### WHAT IS ASKED
Transcribe the data below verbatim, from its first line up to and including the line that contains "contour-region: [159, 234, 194, 243]".

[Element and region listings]

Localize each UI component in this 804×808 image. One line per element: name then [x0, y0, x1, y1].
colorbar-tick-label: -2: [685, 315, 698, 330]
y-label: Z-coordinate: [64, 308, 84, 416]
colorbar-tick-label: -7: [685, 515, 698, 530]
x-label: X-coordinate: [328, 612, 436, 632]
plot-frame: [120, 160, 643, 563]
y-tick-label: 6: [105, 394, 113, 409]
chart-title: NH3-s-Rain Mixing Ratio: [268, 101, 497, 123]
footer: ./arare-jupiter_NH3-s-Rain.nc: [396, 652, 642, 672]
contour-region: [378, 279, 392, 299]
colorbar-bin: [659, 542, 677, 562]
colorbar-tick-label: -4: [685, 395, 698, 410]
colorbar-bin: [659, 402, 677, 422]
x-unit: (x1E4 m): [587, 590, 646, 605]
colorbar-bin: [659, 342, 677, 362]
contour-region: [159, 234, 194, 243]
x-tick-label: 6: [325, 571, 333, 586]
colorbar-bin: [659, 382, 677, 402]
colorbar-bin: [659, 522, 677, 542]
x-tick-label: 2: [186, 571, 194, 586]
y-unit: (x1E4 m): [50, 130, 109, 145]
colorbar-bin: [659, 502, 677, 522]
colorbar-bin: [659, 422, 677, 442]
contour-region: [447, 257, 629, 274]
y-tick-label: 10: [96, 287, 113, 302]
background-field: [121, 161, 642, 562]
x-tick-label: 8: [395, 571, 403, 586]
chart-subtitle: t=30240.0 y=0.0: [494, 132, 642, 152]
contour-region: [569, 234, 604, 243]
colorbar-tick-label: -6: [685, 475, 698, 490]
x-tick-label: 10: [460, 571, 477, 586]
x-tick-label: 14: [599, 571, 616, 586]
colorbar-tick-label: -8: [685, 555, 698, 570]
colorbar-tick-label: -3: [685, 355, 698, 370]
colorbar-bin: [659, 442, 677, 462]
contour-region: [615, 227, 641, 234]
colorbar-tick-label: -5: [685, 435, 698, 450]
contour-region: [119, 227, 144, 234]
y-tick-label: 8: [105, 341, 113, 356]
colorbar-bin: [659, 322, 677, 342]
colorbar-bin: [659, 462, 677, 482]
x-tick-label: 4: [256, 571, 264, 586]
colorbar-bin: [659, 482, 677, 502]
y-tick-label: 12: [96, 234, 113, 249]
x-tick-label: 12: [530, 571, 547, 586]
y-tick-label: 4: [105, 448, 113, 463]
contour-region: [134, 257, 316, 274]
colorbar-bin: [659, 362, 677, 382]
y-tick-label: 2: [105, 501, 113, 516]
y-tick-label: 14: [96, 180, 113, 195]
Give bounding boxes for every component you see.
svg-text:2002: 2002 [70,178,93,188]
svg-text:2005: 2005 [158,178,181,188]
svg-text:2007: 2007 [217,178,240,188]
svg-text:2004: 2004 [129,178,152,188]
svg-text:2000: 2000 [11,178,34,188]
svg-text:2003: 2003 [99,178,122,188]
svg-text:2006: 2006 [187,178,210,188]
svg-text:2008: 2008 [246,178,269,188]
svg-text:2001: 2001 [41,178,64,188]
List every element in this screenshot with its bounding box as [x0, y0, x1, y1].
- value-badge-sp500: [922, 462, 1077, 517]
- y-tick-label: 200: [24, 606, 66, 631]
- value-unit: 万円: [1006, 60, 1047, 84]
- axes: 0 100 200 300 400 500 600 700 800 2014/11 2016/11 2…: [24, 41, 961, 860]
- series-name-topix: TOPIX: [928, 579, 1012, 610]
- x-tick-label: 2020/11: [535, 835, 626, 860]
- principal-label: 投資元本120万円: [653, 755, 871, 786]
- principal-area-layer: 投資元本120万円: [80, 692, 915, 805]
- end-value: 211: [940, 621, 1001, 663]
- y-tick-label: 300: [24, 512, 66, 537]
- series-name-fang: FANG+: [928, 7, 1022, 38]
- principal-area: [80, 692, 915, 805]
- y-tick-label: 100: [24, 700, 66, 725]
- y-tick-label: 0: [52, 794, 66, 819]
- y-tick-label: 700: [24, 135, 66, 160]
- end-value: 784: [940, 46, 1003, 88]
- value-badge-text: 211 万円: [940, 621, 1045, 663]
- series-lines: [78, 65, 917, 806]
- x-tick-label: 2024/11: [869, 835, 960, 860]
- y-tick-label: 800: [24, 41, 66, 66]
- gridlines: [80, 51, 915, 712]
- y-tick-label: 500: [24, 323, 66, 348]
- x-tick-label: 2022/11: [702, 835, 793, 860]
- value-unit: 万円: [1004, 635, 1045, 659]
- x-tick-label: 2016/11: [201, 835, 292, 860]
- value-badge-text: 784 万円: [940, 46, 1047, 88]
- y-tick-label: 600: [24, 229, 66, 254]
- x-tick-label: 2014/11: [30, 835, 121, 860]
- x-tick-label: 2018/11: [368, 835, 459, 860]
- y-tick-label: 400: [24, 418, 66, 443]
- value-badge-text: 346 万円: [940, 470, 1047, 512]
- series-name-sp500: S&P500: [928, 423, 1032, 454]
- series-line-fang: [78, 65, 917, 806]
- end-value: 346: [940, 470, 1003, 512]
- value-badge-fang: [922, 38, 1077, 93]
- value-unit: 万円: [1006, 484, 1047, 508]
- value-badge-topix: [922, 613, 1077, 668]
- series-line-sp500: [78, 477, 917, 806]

### ANSWER FOR THIS EXERCISE
Localize each UI component in this 804×808 image. One line per element: name then [x0, y0, x1, y1].
colorbar-tick-label: -2: [685, 315, 698, 330]
y-label: Z-coordinate: [64, 308, 84, 416]
colorbar-tick-label: -7: [685, 515, 698, 530]
x-label: X-coordinate: [328, 612, 436, 632]
plot-frame: [120, 160, 643, 563]
y-tick-label: 6: [105, 394, 113, 409]
chart-title: NH3-s-Rain Mixing Ratio: [268, 101, 497, 123]
footer: ./arare-jupiter_NH3-s-Rain.nc: [396, 652, 642, 672]
contour-region: [378, 279, 392, 299]
colorbar-bin: [659, 542, 677, 562]
colorbar-tick-label: -4: [685, 395, 698, 410]
colorbar-bin: [659, 402, 677, 422]
x-unit: (x1E4 m): [587, 590, 646, 605]
colorbar-bin: [659, 342, 677, 362]
contour-region: [159, 234, 194, 243]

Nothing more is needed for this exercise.